▶ **Data to use**
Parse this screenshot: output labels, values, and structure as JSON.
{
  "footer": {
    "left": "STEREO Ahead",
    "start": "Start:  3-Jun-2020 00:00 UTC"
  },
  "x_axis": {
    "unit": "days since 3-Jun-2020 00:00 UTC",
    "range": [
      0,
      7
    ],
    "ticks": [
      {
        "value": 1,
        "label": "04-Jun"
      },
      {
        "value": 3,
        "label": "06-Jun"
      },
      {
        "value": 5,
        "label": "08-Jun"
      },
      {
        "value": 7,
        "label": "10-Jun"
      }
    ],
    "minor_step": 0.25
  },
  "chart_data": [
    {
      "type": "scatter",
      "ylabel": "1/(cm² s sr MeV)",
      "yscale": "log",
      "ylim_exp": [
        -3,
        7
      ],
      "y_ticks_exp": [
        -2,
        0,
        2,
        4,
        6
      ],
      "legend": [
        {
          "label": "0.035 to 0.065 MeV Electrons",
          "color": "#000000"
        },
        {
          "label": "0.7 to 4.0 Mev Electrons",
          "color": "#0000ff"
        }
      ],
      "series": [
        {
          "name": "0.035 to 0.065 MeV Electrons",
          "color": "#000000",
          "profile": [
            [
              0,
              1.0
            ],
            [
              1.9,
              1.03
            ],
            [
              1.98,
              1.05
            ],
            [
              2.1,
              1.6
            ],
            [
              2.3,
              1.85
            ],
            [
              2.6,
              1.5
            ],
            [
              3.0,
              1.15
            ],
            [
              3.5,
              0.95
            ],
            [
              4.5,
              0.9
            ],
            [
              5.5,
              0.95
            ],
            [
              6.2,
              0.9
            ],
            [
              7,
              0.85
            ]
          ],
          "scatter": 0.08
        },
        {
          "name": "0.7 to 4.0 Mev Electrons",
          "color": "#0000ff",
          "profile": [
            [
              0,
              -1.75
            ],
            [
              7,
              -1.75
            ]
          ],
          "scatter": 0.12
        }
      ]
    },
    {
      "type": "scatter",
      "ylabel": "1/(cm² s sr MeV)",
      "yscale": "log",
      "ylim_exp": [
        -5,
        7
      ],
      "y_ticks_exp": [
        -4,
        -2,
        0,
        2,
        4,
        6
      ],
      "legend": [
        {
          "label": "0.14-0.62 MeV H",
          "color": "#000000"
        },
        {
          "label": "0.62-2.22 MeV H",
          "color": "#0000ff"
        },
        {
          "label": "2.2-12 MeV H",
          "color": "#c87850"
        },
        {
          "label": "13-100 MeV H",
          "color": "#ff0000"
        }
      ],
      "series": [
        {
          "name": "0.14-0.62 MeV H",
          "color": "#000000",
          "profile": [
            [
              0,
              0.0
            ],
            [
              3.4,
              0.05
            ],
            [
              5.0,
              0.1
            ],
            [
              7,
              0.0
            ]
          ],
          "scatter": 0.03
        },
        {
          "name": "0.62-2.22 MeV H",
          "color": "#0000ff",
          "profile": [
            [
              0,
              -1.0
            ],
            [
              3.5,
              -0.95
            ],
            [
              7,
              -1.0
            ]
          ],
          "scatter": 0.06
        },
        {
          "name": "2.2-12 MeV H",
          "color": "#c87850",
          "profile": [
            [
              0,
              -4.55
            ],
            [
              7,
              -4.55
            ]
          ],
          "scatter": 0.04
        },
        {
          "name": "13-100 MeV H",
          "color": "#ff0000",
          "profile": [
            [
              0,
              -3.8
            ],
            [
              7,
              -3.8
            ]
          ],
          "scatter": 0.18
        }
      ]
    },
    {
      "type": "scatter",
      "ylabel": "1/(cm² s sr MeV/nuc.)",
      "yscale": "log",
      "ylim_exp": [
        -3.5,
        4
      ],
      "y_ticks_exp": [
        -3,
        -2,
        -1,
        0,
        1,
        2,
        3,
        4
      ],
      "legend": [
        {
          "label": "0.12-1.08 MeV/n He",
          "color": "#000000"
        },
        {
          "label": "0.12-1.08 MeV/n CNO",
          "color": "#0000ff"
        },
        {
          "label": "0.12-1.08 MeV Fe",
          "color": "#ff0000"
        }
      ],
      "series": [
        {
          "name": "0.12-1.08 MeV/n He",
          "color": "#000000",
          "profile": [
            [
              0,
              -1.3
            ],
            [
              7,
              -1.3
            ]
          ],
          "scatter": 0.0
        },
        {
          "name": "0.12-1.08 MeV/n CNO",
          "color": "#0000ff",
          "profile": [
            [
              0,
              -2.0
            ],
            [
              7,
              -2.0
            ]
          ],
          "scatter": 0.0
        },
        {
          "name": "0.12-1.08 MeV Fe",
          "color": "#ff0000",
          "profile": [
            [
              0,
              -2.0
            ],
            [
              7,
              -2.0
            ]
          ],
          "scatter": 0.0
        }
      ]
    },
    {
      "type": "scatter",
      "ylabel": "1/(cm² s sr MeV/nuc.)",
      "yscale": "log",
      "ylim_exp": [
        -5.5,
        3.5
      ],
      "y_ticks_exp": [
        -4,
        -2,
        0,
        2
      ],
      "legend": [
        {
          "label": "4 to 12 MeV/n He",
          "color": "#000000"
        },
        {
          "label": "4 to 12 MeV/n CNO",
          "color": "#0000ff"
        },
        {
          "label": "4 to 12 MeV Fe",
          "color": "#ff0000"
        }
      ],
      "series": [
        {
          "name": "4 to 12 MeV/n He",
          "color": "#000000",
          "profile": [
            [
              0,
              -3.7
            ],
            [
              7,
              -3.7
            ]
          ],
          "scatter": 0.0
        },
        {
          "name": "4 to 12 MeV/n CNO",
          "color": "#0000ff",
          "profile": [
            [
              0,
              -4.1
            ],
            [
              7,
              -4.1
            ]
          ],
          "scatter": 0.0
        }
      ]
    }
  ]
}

▶ **Exercise goal**
Every entry in the listing must be retyped exactly.

▶ **Output**
Parse this screenshot: output labels, values, and structure as JSON.
{
  "footer": {
    "left": "STEREO Ahead",
    "start": "Start:  3-Jun-2020 00:00 UTC"
  },
  "x_axis": {
    "unit": "days since 3-Jun-2020 00:00 UTC",
    "range": [
      0,
      7
    ],
    "ticks": [
      {
        "value": 1,
        "label": "04-Jun"
      },
      {
        "value": 3,
        "label": "06-Jun"
      },
      {
        "value": 5,
        "label": "08-Jun"
      },
      {
        "value": 7,
        "label": "10-Jun"
      }
    ],
    "minor_step": 0.25
  },
  "chart_data": [
    {
      "type": "scatter",
      "ylabel": "1/(cm² s sr MeV)",
      "yscale": "log",
      "ylim_exp": [
        -3,
        7
      ],
      "y_ticks_exp": [
        -2,
        0,
        2,
        4,
        6
      ],
      "legend": [
        {
          "label": "0.035 to 0.065 MeV Electrons",
          "color": "#000000"
        },
        {
          "label": "0.7 to 4.0 Mev Electrons",
          "color": "#0000ff"
        }
      ],
      "series": [
        {
          "name": "0.035 to 0.065 MeV Electrons",
          "color": "#000000",
          "profile": [
            [
              0,
              1.0
            ],
            [
              1.9,
              1.03
            ],
            [
              1.98,
              1.05
            ],
            [
              2.1,
              1.6
            ],
            [
              2.3,
              1.85
            ],
            [
              2.6,
              1.5
            ],
            [
              3.0,
              1.15
            ],
            [
              3.5,
              0.95
            ],
            [
              4.5,
              0.9
            ],
            [
              5.5,
              0.95
            ],
            [
              6.2,
              0.9
            ],
            [
              7,
              0.85
            ]
          ],
          "scatter": 0.08
        },
        {
          "name": "0.7 to 4.0 Mev Electrons",
          "color": "#0000ff",
          "profile": [
            [
              0,
              -1.75
            ],
            [
              7,
              -1.75
            ]
          ],
          "scatter": 0.12
        }
      ]
    },
    {
      "type": "scatter",
      "ylabel": "1/(cm² s sr MeV)",
      "yscale": "log",
      "ylim_exp": [
        -5,
        7
      ],
      "y_ticks_exp": [
        -4,
        -2,
        0,
        2,
        4,
        6
      ],
      "legend": [
        {
          "label": "0.14-0.62 MeV H",
          "color": "#000000"
        },
        {
          "label": "0.62-2.22 MeV H",
          "color": "#0000ff"
        },
        {
          "label": "2.2-12 MeV H",
          "color": "#c87850"
        },
        {
          "label": "13-100 MeV H",
          "color": "#ff0000"
        }
      ],
      "series": [
        {
          "name": "0.14-0.62 MeV H",
          "color": "#000000",
          "profile": [
            [
              0,
              0.0
            ],
            [
              3.4,
              0.05
            ],
            [
              5.0,
              0.1
            ],
            [
              7,
              0.0
            ]
          ],
          "scatter": 0.03
        },
        {
          "name": "0.62-2.22 MeV H",
          "color": "#0000ff",
          "profile": [
            [
              0,
              -1.0
            ],
            [
              3.5,
              -0.95
            ],
            [
              7,
              -1.0
            ]
          ],
          "scatter": 0.06
        },
        {
          "name": "2.2-12 MeV H",
          "color": "#c87850",
          "profile": [
            [
              0,
              -4.55
            ],
            [
              7,
              -4.55
            ]
          ],
          "scatter": 0.04
        },
        {
          "name": "13-100 MeV H",
          "color": "#ff0000",
          "profile": [
            [
              0,
              -3.8
            ],
            [
              7,
              -3.8
            ]
          ],
          "scatter": 0.18
        }
      ]
    },
    {
      "type": "scatter",
      "ylabel": "1/(cm² s sr MeV/nuc.)",
      "yscale": "log",
      "ylim_exp": [
        -3.5,
        4
      ],
      "y_ticks_exp": [
        -3,
        -2,
        -1,
        0,
        1,
        2,
        3,
        4
      ],
      "legend": [
        {
          "label": "0.12-1.08 MeV/n He",
          "color": "#000000"
        },
        {
          "label": "0.12-1.08 MeV/n CNO",
          "color": "#0000ff"
        },
        {
          "label": "0.12-1.08 MeV Fe",
          "color": "#ff0000"
        }
      ],
      "series": [
        {
          "name": "0.12-1.08 MeV/n He",
          "color": "#000000",
          "profile": [
            [
              0,
              -1.3
            ],
            [
              7,
              -1.3
            ]
          ],
          "scatter": 0.0
        },
        {
          "name": "0.12-1.08 MeV/n CNO",
          "color": "#0000ff",
          "profile": [
            [
              0,
              -2.0
            ],
            [
              7,
              -2.0
            ]
          ],
          "scatter": 0.0
        },
        {
          "name": "0.12-1.08 MeV Fe",
          "color": "#ff0000",
          "profile": [
            [
              0,
              -2.0
            ],
            [
              7,
              -2.0
            ]
          ],
          "scatter": 0.0
        }
      ]
    },
    {
      "type": "scatter",
      "ylabel": "1/(cm² s sr MeV/nuc.)",
      "yscale": "log",
      "ylim_exp": [
        -5.5,
        3.5
      ],
      "y_ticks_exp": [
        -4,
        -2,
        0,
        2
      ],
      "legend": [
        {
          "label": "4 to 12 MeV/n He",
          "color": "#000000"
        },
        {
          "label": "4 to 12 MeV/n CNO",
          "color": "#0000ff"
        },
        {
          "label": "4 to 12 MeV Fe",
          "color": "#ff0000"
        }
      ],
      "series": [
        {
          "name": "4 to 12 MeV/n He",
          "color": "#000000",
          "profile": [
            [
              0,
              -3.7
            ],
            [
              7,
              -3.7
            ]
          ],
          "scatter": 0.0
        },
        {
          "name": "4 to 12 MeV/n CNO",
          "color": "#0000ff",
          "profile": [
            [
              0,
              -4.1
            ],
            [
              7,
              -4.1
            ]
          ],
          "scatter": 0.0
        }
      ]
    }
  ]
}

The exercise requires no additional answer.